╭─ Excerpted passage
Showing posts with label Jodie Whittaker. Show all posts
Showing posts with label Jodie Whittaker. Show all posts

Tuesday, May 15, 2007

Victim's Gold Stars: Smiling From The Sidelines

Finally! Here are the Gold Stars for Best Supporting Actress- which was, incidentally, easily the most hotly contested category of them all. It was painful to cut some of the women that didn't make it; the top runners up are mentioned at the end.


I didn't like Anthony Minghella's rather silly Breaking and Entering, but the one thing I found to truly like about it was the relationship that young actor Rafi Gavron and the experienced Juliette Binoche forged between their mother and son characters. Binoche affects a convincing Eastern European accent that somehow doesn't hinder her performance at all; she's a warm, tender mother, tough and steely to those contributing to her son's downward curve; and in the scenes with Jude Law's selfish architect, she's almost heartbreakingly vulnerable.

It's so rare that comic performances are appreciated, but Miss Blunt has seemed to be an exception to the rule: everyone except the Oscars, it seems, has jumped on this bandwagon, and I'll not be one to argue. As Miranda Priestly's devoted assitant, Emily Blunt mines this ultimately sidelined part for all its worth, snapping hilariously at Anne Hathaway's naive new recruit and delivering her lines- "I'm on this new diet. Well, I don't eat anything and when I feel like I'm about to faint I eat a cube of cheese. I'm just one stomach flu away from my goal weight"- with a superb combination of desperation and sarcastic disbelief. She's certainly one to be watched.
╰─
╭─ Information provided
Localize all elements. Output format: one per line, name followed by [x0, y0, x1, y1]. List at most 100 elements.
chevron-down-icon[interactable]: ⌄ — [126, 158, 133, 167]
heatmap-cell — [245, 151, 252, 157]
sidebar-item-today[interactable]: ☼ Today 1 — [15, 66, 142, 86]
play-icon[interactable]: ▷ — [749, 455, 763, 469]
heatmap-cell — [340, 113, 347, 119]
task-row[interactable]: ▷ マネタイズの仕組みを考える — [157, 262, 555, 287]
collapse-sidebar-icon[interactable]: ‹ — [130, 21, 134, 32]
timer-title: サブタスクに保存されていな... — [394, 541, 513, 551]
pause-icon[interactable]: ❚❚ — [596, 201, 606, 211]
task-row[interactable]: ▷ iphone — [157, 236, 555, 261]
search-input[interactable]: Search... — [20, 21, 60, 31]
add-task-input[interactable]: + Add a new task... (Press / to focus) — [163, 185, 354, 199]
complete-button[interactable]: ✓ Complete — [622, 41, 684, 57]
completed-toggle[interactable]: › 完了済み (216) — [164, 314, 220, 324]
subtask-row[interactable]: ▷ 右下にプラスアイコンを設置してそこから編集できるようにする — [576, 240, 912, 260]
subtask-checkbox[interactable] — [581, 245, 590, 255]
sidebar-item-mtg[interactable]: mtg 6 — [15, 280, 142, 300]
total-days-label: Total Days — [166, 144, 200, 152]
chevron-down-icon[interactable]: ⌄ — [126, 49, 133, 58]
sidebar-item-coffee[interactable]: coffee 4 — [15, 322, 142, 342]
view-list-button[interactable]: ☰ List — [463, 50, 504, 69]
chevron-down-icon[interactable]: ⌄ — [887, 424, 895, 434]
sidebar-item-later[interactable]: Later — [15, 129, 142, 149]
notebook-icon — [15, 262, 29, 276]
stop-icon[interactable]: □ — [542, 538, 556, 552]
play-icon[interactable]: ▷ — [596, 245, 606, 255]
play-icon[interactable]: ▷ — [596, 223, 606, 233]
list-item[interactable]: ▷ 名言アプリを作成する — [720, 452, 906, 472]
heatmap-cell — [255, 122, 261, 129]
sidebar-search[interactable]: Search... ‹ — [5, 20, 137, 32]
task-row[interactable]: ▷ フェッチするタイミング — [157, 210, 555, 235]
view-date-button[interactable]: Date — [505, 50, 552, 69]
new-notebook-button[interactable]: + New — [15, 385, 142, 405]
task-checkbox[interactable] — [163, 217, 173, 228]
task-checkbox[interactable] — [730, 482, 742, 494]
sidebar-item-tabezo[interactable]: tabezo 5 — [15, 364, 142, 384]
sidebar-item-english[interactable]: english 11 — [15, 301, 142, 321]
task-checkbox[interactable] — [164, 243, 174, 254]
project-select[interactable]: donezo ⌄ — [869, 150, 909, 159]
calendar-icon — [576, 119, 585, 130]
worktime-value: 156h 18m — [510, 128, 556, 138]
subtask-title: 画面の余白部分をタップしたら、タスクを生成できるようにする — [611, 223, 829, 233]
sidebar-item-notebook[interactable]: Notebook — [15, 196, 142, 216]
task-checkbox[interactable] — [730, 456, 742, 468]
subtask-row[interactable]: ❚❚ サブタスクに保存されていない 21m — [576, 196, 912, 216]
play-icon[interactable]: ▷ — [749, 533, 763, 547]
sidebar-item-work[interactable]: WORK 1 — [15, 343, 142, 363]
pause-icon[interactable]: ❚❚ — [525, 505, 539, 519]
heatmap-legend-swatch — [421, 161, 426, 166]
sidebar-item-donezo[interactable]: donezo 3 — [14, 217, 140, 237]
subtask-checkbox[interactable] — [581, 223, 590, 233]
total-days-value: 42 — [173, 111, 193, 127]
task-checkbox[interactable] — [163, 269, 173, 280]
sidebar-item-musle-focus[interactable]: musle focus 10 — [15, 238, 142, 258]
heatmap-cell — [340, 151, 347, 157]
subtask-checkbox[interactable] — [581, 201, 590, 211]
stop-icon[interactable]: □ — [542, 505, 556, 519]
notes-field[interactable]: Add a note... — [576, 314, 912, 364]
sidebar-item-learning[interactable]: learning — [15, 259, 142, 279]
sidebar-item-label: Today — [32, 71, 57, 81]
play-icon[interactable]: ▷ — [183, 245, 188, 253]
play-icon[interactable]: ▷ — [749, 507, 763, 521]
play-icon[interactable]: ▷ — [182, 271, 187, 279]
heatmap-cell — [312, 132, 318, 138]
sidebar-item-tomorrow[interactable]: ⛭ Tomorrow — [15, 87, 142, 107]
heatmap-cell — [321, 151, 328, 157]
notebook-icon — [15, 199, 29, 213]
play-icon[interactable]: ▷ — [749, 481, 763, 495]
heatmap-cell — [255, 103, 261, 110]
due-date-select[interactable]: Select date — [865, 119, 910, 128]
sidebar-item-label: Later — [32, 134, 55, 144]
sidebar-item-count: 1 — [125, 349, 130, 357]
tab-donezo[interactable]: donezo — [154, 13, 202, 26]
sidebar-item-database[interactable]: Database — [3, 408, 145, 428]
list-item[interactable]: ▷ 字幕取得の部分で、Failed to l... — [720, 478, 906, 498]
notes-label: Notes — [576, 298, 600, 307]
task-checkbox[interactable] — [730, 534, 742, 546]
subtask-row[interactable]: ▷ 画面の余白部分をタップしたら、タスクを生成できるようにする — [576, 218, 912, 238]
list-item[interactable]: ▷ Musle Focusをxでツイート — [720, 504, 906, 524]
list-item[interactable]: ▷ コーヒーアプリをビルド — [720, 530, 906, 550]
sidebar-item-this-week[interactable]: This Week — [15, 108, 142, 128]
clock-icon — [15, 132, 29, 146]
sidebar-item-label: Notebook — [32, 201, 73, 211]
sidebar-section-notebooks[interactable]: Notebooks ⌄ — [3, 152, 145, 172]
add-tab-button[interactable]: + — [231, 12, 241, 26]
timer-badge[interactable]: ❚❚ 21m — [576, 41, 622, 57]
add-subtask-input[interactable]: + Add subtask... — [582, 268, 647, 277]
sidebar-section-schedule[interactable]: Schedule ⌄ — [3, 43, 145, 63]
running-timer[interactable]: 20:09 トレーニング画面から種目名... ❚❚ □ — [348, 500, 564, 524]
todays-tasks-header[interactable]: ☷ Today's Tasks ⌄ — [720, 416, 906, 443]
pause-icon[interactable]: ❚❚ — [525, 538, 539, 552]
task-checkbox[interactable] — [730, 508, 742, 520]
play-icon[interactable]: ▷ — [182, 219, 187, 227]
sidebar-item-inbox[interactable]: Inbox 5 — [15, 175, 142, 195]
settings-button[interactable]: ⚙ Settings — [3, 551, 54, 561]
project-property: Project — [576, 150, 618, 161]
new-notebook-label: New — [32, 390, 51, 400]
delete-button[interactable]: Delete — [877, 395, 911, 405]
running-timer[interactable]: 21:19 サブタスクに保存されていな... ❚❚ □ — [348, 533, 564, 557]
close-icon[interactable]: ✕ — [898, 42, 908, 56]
╰─
» **Required task 1**
Name every actor mentioned in the two paragraphs of the blog post that discuss individual performances.
» **Required task 2**
According to the blog post, what kind of accent does Juliette Binoche affect in Breaking and Entering?
The entries have no connection to the blog post.

» **Answer 1**
Rafi Gavron, Juliette Binoche, Jude Law, Emily Blunt, Anne Hathaway

» **Answer 2**
A convincing Eastern European accent.